### Written task:
How many of the lines below hold the word "arcsec"? Answer only with the number.

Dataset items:
— START —
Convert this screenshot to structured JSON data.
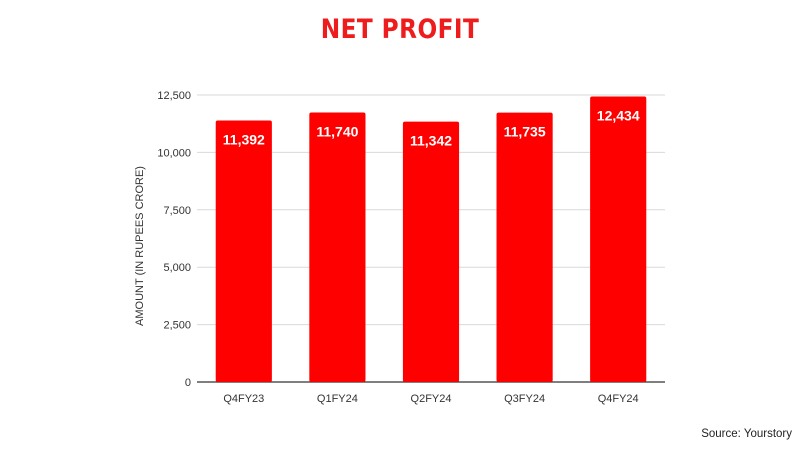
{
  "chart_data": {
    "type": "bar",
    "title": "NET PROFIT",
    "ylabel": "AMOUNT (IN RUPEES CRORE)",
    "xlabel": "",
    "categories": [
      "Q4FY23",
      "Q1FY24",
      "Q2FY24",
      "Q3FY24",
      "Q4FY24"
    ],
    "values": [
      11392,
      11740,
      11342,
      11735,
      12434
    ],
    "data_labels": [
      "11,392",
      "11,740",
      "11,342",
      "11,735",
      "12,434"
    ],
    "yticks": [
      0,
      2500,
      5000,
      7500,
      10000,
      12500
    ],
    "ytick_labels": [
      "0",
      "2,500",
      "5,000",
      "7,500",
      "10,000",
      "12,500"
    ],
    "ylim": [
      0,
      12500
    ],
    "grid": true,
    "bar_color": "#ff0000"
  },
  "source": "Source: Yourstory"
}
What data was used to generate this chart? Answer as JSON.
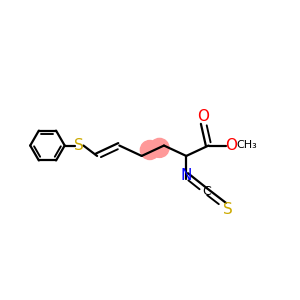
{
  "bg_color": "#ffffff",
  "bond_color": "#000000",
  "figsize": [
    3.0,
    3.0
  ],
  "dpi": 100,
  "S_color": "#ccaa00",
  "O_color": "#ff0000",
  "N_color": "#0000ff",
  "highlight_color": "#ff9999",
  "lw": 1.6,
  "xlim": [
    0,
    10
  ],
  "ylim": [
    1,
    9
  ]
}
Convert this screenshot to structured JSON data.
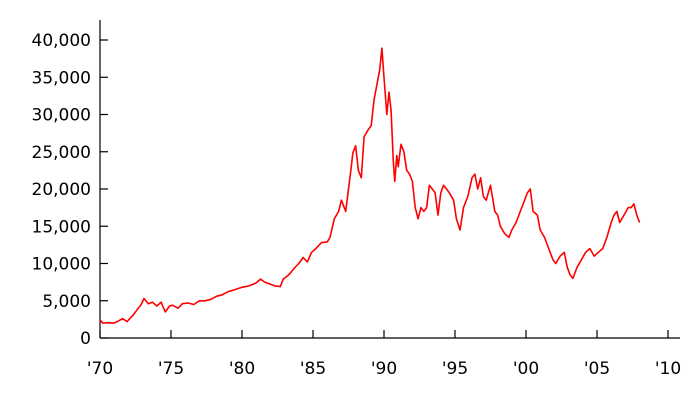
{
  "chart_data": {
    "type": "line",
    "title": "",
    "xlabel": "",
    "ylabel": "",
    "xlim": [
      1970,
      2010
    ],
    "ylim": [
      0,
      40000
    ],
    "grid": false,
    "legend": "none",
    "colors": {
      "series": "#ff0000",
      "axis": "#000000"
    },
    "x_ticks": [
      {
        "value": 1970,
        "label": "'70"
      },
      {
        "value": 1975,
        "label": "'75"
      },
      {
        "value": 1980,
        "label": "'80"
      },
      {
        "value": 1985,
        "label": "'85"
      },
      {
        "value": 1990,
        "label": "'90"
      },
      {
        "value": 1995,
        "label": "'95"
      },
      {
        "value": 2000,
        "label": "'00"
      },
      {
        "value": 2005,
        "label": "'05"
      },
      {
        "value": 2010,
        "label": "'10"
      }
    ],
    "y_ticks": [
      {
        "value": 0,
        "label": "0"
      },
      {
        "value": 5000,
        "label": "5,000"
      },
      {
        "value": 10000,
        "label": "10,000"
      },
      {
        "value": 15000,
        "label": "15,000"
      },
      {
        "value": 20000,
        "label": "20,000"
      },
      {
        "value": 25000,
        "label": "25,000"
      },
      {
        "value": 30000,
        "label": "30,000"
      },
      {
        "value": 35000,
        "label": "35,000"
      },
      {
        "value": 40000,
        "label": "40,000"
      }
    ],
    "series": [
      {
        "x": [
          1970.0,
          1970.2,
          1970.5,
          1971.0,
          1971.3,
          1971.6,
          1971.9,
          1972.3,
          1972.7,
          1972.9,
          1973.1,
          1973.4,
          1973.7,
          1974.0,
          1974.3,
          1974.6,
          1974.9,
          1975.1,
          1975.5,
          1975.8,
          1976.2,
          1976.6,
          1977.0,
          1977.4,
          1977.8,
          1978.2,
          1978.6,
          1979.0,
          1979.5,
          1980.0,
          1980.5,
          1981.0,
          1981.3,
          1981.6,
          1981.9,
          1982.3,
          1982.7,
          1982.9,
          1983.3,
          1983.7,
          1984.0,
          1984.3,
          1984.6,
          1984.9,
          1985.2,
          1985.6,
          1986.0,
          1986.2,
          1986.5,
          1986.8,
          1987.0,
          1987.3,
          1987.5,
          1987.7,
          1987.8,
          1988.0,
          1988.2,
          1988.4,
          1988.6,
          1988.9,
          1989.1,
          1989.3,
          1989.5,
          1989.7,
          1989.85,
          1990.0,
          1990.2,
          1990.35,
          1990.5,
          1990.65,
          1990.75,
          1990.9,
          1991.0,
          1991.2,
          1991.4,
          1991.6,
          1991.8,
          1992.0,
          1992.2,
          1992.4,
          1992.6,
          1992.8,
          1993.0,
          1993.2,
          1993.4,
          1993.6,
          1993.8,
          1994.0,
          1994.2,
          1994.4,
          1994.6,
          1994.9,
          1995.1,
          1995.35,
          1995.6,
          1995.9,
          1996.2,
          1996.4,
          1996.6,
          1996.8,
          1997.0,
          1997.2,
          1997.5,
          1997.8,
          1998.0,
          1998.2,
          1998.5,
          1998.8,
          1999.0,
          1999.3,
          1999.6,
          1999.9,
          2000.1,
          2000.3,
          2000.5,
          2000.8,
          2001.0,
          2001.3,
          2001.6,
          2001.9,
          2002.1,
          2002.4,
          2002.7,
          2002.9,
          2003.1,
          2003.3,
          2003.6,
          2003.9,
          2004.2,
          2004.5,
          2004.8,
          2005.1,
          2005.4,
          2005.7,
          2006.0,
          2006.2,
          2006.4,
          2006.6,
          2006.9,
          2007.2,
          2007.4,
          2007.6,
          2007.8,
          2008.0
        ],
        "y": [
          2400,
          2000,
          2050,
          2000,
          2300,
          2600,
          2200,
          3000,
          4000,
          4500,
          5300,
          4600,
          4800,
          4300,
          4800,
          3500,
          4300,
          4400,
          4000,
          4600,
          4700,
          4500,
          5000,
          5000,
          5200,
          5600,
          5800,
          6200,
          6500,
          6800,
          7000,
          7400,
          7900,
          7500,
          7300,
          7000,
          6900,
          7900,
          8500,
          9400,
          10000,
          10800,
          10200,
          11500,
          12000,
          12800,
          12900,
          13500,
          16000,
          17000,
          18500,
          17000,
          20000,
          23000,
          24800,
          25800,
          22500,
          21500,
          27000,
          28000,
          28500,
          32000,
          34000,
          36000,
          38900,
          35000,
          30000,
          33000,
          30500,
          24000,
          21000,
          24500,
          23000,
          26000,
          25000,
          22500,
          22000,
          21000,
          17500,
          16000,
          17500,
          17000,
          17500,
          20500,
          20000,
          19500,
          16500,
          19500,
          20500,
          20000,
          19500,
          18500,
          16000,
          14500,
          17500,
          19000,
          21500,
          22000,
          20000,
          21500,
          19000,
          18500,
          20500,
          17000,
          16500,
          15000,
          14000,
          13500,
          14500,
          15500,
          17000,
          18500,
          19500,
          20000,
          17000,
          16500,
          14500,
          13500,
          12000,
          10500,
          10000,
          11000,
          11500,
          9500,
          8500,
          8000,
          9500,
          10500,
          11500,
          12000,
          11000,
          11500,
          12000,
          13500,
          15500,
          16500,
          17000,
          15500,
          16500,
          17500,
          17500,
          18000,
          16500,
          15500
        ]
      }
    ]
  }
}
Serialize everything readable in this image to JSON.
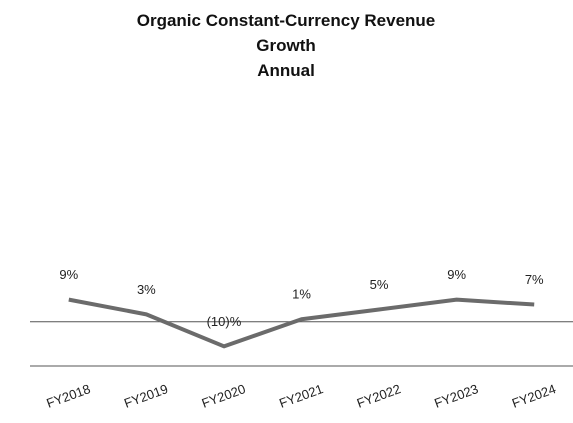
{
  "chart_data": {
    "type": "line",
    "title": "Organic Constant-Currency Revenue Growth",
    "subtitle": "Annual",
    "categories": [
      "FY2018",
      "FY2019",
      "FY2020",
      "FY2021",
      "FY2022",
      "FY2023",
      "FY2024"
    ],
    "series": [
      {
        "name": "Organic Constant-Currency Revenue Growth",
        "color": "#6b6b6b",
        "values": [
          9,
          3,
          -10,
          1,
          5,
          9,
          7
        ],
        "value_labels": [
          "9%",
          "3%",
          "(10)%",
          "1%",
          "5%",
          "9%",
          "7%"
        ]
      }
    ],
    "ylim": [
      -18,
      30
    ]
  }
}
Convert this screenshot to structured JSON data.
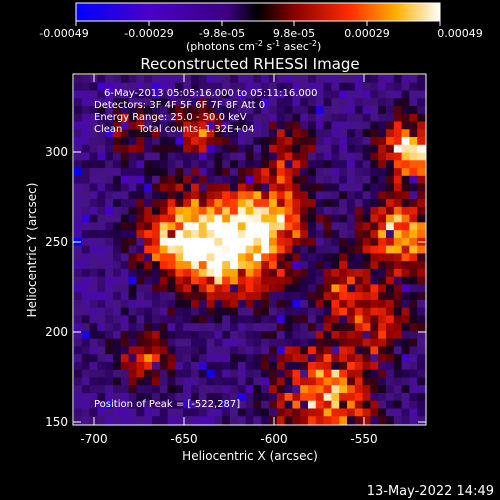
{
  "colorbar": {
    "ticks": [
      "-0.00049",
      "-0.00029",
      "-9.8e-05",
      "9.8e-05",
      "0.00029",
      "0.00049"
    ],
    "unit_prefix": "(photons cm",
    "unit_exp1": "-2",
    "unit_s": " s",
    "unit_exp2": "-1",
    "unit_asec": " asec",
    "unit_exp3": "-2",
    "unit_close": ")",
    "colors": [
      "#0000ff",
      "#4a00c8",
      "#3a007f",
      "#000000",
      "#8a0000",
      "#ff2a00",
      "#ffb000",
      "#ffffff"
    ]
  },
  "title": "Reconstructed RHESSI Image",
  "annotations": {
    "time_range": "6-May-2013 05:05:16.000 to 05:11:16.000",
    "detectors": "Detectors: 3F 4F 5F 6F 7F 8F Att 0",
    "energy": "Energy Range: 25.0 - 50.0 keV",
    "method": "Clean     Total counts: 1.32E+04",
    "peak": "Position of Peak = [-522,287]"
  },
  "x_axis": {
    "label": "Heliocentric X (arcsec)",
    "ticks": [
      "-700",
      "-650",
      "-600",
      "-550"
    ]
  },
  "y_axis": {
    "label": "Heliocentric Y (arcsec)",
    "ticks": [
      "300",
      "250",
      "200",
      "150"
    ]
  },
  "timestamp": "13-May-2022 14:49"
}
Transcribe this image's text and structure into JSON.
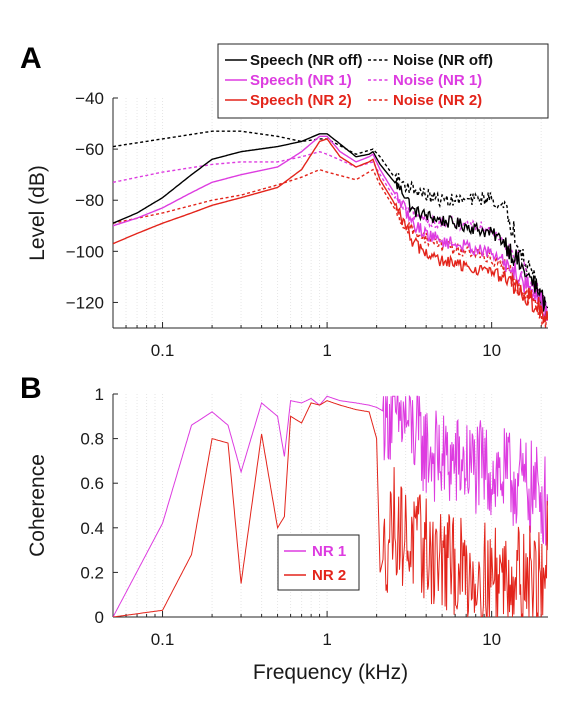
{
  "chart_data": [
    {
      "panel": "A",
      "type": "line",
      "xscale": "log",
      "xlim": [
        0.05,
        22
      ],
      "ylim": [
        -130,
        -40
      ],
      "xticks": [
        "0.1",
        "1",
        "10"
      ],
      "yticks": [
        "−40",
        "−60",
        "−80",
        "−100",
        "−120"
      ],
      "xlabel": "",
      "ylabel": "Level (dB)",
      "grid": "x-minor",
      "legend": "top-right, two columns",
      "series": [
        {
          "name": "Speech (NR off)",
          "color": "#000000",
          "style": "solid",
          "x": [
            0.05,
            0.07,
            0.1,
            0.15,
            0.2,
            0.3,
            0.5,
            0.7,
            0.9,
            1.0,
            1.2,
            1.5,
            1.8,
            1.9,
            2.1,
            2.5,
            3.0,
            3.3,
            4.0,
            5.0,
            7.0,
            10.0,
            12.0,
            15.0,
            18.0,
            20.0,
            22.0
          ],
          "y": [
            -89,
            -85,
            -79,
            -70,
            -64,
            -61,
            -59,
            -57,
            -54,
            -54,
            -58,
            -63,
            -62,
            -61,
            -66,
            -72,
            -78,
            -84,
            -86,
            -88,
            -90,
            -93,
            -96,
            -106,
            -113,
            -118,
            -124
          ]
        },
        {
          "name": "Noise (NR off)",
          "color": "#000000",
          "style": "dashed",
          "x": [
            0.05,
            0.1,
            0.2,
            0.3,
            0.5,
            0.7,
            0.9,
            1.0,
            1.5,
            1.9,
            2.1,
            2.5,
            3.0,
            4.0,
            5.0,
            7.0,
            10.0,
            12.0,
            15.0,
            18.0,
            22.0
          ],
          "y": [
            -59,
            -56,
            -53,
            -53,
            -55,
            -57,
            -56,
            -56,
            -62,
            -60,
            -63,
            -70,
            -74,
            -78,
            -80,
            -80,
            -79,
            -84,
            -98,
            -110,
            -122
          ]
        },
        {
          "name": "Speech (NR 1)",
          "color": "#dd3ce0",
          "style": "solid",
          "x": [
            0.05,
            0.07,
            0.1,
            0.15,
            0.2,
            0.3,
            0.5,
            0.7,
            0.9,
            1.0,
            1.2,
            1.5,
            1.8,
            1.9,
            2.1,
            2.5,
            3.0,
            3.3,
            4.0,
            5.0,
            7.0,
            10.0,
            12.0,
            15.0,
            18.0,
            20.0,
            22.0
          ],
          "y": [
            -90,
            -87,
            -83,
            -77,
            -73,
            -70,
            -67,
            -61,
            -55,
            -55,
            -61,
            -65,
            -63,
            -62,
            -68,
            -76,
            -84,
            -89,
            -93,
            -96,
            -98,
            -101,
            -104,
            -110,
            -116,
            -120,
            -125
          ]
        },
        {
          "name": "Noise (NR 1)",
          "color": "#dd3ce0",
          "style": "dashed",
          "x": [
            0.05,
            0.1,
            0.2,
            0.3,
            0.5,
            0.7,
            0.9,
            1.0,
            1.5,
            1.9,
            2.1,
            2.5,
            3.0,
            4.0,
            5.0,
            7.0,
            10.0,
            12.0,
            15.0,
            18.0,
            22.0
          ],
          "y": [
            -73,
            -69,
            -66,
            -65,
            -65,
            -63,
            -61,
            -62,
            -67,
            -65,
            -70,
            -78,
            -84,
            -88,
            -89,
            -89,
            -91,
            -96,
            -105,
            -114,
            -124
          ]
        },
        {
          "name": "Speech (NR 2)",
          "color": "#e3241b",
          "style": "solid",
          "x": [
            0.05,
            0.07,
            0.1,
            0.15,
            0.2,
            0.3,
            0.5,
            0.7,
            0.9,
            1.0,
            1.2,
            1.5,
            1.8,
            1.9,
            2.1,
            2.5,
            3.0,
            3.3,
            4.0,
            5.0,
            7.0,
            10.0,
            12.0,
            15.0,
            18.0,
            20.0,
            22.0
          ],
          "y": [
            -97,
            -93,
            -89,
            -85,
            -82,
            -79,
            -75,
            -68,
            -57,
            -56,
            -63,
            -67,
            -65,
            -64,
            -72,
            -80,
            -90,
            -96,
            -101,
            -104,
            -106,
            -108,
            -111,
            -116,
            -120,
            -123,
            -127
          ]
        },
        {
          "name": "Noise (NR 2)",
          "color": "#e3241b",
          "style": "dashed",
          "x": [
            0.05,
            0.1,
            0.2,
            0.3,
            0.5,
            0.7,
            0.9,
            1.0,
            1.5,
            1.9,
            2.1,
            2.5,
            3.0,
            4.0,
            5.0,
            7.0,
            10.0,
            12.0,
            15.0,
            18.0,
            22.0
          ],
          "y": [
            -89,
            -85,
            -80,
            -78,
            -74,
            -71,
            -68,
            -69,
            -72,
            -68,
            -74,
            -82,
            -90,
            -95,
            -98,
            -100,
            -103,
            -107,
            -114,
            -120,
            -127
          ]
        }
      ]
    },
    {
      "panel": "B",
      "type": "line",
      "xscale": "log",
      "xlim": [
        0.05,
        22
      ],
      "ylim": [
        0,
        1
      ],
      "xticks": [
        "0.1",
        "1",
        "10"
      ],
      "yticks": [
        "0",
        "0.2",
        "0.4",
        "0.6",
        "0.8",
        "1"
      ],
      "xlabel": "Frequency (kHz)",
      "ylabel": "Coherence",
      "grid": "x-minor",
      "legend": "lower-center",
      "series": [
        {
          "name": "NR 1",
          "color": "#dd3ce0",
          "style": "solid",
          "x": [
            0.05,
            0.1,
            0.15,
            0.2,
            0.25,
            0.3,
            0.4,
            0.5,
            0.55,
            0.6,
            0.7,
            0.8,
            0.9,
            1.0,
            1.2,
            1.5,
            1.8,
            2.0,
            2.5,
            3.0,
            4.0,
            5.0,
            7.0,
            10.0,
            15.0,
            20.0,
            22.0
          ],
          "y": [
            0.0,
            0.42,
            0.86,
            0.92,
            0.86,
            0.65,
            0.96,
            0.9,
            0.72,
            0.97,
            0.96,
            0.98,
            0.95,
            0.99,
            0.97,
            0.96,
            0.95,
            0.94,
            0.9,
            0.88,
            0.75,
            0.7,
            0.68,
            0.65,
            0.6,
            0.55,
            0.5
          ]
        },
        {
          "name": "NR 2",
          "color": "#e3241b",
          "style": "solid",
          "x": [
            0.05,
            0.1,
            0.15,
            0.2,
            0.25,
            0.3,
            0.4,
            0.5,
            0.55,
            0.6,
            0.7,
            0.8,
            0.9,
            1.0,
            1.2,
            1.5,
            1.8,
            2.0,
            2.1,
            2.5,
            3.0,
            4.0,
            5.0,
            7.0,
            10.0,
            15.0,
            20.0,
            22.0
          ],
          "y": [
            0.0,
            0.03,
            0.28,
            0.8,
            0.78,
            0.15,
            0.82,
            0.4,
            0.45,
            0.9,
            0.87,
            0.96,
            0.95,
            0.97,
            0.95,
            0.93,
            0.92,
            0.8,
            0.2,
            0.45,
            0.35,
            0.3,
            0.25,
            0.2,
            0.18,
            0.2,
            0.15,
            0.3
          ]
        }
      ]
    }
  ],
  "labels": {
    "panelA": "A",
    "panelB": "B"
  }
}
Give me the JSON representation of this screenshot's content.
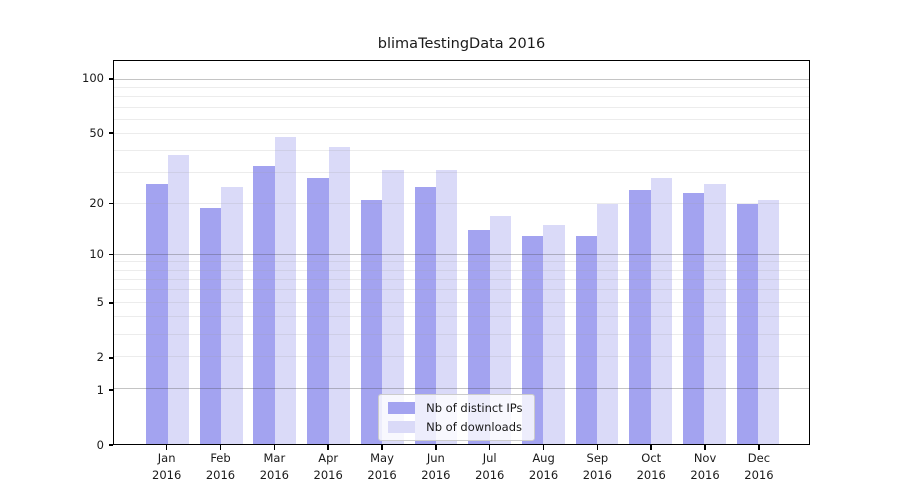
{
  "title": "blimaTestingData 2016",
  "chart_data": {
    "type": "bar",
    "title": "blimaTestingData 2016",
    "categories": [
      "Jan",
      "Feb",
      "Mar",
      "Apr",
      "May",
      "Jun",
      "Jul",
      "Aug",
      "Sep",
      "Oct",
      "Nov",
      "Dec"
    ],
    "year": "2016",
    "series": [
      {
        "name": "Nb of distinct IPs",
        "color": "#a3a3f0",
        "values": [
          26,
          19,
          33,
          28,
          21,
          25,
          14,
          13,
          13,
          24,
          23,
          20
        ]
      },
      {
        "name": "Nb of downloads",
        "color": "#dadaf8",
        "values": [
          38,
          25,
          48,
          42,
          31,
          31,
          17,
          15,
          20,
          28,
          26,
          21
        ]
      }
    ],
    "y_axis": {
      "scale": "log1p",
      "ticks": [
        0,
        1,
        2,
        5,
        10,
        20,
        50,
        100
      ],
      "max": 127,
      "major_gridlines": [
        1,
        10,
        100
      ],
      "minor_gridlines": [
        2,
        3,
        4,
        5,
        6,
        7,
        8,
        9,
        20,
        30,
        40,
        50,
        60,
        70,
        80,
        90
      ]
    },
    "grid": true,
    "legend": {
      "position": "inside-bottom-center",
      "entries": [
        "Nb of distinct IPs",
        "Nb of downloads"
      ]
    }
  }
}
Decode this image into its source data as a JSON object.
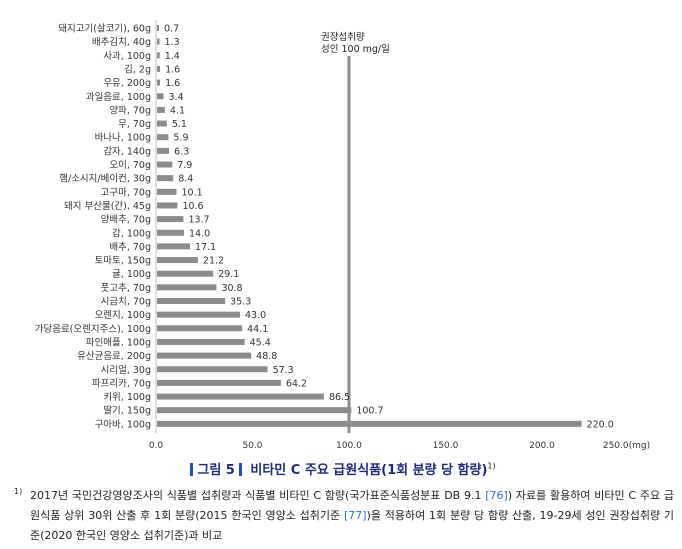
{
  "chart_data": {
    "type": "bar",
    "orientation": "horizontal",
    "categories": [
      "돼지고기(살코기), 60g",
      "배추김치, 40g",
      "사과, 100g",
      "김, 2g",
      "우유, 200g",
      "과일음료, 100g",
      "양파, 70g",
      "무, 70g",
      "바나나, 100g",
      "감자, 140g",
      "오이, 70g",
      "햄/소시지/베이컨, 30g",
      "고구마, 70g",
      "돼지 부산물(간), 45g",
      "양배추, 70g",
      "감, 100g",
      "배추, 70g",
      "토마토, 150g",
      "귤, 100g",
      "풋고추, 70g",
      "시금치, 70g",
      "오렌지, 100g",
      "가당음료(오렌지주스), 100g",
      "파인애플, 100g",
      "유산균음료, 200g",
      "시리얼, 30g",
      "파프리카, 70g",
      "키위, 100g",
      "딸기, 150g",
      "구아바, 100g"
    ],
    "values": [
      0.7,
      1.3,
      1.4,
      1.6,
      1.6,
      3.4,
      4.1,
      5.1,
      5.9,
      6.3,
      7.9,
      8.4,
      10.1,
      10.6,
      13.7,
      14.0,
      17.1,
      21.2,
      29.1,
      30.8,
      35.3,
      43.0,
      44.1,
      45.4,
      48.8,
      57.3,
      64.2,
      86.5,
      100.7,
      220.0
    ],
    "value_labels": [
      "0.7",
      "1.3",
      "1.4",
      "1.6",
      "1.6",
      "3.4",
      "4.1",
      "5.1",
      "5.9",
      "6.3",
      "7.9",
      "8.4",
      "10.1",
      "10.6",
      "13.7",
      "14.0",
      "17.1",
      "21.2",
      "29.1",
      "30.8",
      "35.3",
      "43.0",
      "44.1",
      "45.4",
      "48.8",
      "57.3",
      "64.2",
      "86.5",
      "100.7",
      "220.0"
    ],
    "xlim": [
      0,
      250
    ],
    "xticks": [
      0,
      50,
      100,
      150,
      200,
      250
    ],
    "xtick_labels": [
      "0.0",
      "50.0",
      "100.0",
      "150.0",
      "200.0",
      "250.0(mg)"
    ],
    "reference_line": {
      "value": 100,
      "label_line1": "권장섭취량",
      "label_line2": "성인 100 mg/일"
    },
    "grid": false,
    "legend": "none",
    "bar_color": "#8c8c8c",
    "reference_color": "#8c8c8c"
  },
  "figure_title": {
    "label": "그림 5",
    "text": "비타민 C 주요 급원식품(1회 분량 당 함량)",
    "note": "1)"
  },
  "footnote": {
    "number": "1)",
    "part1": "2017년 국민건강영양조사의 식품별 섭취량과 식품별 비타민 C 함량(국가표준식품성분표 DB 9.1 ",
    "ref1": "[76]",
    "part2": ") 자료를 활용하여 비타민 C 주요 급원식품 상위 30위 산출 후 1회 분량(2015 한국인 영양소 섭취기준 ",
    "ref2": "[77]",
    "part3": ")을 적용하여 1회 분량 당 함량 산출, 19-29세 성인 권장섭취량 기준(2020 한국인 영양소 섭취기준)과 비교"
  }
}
— END —
### Task answer:
2